# GOAL OF THE EXERCISE:
Extract the complete listing and output it unchanged.

[Collected data entries]
** Start **

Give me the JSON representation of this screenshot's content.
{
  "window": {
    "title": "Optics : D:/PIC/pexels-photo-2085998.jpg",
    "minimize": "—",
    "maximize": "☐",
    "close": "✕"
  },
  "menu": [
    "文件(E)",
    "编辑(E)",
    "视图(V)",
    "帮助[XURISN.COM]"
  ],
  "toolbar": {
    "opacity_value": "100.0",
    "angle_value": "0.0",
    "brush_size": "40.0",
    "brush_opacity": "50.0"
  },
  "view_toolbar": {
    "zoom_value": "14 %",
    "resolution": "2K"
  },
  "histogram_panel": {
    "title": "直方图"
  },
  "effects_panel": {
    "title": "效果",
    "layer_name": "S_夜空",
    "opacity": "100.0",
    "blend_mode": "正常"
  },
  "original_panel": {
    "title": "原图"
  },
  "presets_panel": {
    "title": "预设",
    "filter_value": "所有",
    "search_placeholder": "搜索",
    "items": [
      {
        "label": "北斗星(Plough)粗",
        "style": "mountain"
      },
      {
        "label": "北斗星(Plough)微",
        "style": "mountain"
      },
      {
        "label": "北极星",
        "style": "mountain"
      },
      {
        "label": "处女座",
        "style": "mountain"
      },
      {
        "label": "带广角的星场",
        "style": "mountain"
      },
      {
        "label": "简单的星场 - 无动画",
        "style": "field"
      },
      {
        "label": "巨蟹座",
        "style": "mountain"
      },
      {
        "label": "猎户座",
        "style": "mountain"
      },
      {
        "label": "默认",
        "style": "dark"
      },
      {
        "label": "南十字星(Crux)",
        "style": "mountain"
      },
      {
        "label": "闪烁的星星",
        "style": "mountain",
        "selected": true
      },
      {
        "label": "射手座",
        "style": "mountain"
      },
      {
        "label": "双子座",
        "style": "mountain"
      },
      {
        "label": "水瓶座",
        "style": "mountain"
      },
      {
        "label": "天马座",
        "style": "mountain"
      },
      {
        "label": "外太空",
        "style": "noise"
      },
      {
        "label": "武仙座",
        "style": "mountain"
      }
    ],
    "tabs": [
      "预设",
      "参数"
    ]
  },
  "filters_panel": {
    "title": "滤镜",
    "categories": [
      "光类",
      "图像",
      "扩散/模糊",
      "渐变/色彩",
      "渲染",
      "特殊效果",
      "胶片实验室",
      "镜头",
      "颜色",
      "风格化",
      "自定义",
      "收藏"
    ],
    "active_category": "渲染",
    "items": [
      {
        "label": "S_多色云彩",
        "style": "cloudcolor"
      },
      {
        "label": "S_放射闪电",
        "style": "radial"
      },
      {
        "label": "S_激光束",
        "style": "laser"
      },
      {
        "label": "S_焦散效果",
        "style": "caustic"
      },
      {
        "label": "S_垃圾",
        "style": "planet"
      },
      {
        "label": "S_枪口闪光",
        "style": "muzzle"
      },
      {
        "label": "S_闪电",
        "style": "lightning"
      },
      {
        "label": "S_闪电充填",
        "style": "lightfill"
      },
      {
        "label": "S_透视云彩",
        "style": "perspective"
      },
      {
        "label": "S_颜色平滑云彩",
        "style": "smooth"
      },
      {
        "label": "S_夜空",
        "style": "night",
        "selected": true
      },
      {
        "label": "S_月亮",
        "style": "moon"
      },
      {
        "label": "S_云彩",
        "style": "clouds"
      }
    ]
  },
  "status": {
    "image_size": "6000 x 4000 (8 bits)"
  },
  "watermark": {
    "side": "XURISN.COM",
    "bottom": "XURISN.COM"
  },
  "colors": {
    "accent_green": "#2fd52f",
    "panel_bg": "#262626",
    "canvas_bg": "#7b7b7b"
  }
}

** End **

# PROBLEM SOLUTION:
Give me the JSON representation of this screenshot's content.
{
  "window": {
    "title": "Optics : D:/PIC/pexels-photo-2085998.jpg",
    "minimize": "—",
    "maximize": "☐",
    "close": "✕"
  },
  "menu": [
    "文件(E)",
    "编辑(E)",
    "视图(V)",
    "帮助[XURISN.COM]"
  ],
  "toolbar": {
    "opacity_value": "100.0",
    "angle_value": "0.0",
    "brush_size": "40.0",
    "brush_opacity": "50.0"
  },
  "view_toolbar": {
    "zoom_value": "14 %",
    "resolution": "2K"
  },
  "histogram_panel": {
    "title": "直方图"
  },
  "effects_panel": {
    "title": "效果",
    "layer_name": "S_夜空",
    "opacity": "100.0",
    "blend_mode": "正常"
  },
  "original_panel": {
    "title": "原图"
  },
  "presets_panel": {
    "title": "预设",
    "filter_value": "所有",
    "search_placeholder": "搜索",
    "items": [
      {
        "label": "北斗星(Plough)粗",
        "style": "mountain"
      },
      {
        "label": "北斗星(Plough)微",
        "style": "mountain"
      },
      {
        "label": "北极星",
        "style": "mountain"
      },
      {
        "label": "处女座",
        "style": "mountain"
      },
      {
        "label": "带广角的星场",
        "style": "mountain"
      },
      {
        "label": "简单的星场 - 无动画",
        "style": "field"
      },
      {
        "label": "巨蟹座",
        "style": "mountain"
      },
      {
        "label": "猎户座",
        "style": "mountain"
      },
      {
        "label": "默认",
        "style": "dark"
      },
      {
        "label": "南十字星(Crux)",
        "style": "mountain"
      },
      {
        "label": "闪烁的星星",
        "style": "mountain",
        "selected": true
      },
      {
        "label": "射手座",
        "style": "mountain"
      },
      {
        "label": "双子座",
        "style": "mountain"
      },
      {
        "label": "水瓶座",
        "style": "mountain"
      },
      {
        "label": "天马座",
        "style": "mountain"
      },
      {
        "label": "外太空",
        "style": "noise"
      },
      {
        "label": "武仙座",
        "style": "mountain"
      }
    ],
    "tabs": [
      "预设",
      "参数"
    ]
  },
  "filters_panel": {
    "title": "滤镜",
    "categories": [
      "光类",
      "图像",
      "扩散/模糊",
      "渐变/色彩",
      "渲染",
      "特殊效果",
      "胶片实验室",
      "镜头",
      "颜色",
      "风格化",
      "自定义",
      "收藏"
    ],
    "active_category": "渲染",
    "items": [
      {
        "label": "S_多色云彩",
        "style": "cloudcolor"
      },
      {
        "label": "S_放射闪电",
        "style": "radial"
      },
      {
        "label": "S_激光束",
        "style": "laser"
      },
      {
        "label": "S_焦散效果",
        "style": "caustic"
      },
      {
        "label": "S_垃圾",
        "style": "planet"
      },
      {
        "label": "S_枪口闪光",
        "style": "muzzle"
      },
      {
        "label": "S_闪电",
        "style": "lightning"
      },
      {
        "label": "S_闪电充填",
        "style": "lightfill"
      },
      {
        "label": "S_透视云彩",
        "style": "perspective"
      },
      {
        "label": "S_颜色平滑云彩",
        "style": "smooth"
      },
      {
        "label": "S_夜空",
        "style": "night",
        "selected": true
      },
      {
        "label": "S_月亮",
        "style": "moon"
      },
      {
        "label": "S_云彩",
        "style": "clouds"
      }
    ]
  },
  "status": {
    "image_size": "6000 x 4000 (8 bits)"
  },
  "watermark": {
    "side": "XURISN.COM",
    "bottom": "XURISN.COM"
  },
  "colors": {
    "accent_green": "#2fd52f",
    "panel_bg": "#262626",
    "canvas_bg": "#7b7b7b"
  }
}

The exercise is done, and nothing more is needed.